Copy, from the entries below, each line in which the string "series" appears.

··· STORED DATA

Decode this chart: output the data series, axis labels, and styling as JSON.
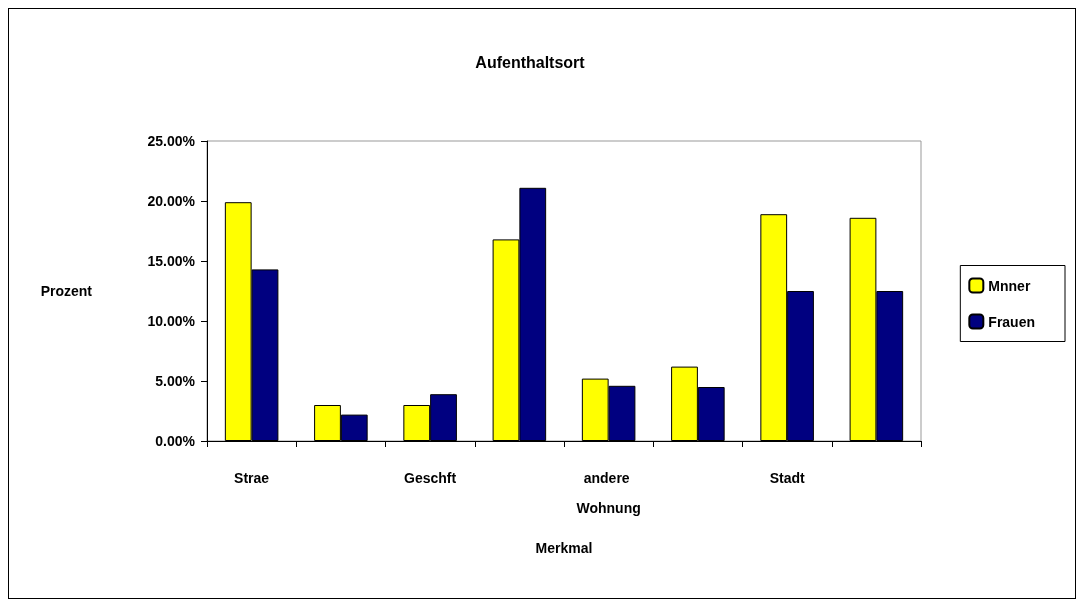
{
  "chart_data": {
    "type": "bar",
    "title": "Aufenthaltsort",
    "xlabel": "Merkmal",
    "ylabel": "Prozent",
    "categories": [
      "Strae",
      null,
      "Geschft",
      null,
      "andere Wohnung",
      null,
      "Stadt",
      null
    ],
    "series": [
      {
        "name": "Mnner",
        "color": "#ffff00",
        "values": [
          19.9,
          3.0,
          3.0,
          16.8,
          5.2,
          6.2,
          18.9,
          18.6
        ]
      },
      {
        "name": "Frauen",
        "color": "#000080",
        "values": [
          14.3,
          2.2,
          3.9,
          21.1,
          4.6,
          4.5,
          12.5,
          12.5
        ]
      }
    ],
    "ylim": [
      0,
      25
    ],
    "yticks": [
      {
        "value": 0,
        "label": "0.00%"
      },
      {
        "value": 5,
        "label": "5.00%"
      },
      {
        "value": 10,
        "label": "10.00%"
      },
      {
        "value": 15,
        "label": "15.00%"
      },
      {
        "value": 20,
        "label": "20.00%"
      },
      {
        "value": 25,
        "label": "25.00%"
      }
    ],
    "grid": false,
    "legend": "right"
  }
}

······

• THE RESULT:
Decode this chart: output the data series, axis labels, and styling as JSON.
    "series": [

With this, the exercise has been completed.